## Goal
Repeat each line of the material exactly.

# # # # # # #

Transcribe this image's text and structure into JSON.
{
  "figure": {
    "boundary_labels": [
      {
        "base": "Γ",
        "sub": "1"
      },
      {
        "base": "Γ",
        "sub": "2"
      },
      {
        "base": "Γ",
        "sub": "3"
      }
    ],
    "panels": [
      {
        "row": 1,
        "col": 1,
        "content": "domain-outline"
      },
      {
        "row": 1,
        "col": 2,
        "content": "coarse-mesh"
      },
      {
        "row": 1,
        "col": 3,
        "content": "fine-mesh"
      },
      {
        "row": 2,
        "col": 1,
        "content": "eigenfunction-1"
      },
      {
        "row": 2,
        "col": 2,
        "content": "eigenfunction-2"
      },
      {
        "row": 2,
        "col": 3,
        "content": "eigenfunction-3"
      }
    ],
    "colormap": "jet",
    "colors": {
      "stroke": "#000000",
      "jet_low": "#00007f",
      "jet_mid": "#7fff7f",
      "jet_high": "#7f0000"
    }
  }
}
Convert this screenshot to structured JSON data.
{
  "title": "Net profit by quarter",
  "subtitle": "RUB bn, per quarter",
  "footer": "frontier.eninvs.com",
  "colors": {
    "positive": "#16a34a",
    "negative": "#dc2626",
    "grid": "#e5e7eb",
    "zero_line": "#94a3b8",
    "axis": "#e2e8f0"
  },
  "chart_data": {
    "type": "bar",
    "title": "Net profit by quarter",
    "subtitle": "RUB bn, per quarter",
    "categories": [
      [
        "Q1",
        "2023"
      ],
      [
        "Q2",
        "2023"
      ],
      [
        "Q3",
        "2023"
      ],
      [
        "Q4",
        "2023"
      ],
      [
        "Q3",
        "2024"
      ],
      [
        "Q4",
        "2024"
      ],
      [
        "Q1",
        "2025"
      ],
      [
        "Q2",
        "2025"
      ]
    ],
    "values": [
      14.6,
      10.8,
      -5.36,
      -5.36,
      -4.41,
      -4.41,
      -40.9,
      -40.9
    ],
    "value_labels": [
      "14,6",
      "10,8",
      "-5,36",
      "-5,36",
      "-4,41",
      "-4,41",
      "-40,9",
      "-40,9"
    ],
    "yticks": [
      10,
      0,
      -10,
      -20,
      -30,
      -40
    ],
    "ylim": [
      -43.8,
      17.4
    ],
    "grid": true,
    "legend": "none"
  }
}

# # # # # # #

## Task solution
Transcribe this image's text and structure into JSON.
{
  "figure": {
    "boundary_labels": [
      {
        "base": "Γ",
        "sub": "1"
      },
      {
        "base": "Γ",
        "sub": "2"
      },
      {
        "base": "Γ",
        "sub": "3"
      }
    ],
    "panels": [
      {
        "row": 1,
        "col": 1,
        "content": "domain-outline"
      },
      {
        "row": 1,
        "col": 2,
        "content": "coarse-mesh"
      },
      {
        "row": 1,
        "col": 3,
        "content": "fine-mesh"
      },
      {
        "row": 2,
        "col": 1,
        "content": "eigenfunction-1"
      },
      {
        "row": 2,
        "col": 2,
        "content": "eigenfunction-2"
      },
      {
        "row": 2,
        "col": 3,
        "content": "eigenfunction-3"
      }
    ],
    "colormap": "jet",
    "colors": {
      "stroke": "#000000",
      "jet_low": "#00007f",
      "jet_mid": "#7fff7f",
      "jet_high": "#7f0000"
    }
  }
}
Convert this screenshot to structured JSON data.
{
  "title": "Net profit by quarter",
  "subtitle": "RUB bn, per quarter",
  "footer": "frontier.eninvs.com",
  "colors": {
    "positive": "#16a34a",
    "negative": "#dc2626",
    "grid": "#e5e7eb",
    "zero_line": "#94a3b8",
    "axis": "#e2e8f0"
  },
  "chart_data": {
    "type": "bar",
    "title": "Net profit by quarter",
    "subtitle": "RUB bn, per quarter",
    "categories": [
      [
        "Q1",
        "2023"
      ],
      [
        "Q2",
        "2023"
      ],
      [
        "Q3",
        "2023"
      ],
      [
        "Q4",
        "2023"
      ],
      [
        "Q3",
        "2024"
      ],
      [
        "Q4",
        "2024"
      ],
      [
        "Q1",
        "2025"
      ],
      [
        "Q2",
        "2025"
      ]
    ],
    "values": [
      14.6,
      10.8,
      -5.36,
      -5.36,
      -4.41,
      -4.41,
      -40.9,
      -40.9
    ],
    "value_labels": [
      "14,6",
      "10,8",
      "-5,36",
      "-5,36",
      "-4,41",
      "-4,41",
      "-40,9",
      "-40,9"
    ],
    "yticks": [
      10,
      0,
      -10,
      -20,
      -30,
      -40
    ],
    "ylim": [
      -43.8,
      17.4
    ],
    "grid": true,
    "legend": "none"
  }
}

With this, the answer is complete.